_TASK DESCRIPTION_. Go through the entries and say how many lines contain the string "icon". The number is the whole answer.

** begin GIVEN INFORMATION **

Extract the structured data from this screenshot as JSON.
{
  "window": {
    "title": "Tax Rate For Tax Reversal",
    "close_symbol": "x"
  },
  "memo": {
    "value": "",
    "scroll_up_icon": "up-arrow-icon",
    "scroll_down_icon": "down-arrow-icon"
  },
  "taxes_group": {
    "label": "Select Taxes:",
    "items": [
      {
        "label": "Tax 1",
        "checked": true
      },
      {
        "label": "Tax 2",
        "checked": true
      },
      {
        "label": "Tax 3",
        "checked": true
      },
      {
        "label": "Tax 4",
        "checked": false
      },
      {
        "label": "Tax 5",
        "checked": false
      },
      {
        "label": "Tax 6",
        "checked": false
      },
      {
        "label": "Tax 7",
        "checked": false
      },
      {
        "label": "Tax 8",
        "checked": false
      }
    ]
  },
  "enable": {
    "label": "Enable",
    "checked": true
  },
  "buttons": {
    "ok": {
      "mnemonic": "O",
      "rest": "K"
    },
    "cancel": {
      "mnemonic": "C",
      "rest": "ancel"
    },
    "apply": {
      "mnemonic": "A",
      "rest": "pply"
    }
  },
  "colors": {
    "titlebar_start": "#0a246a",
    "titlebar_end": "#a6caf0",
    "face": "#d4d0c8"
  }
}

** end GIVEN INFORMATION **

_FULL ANSWER_. 2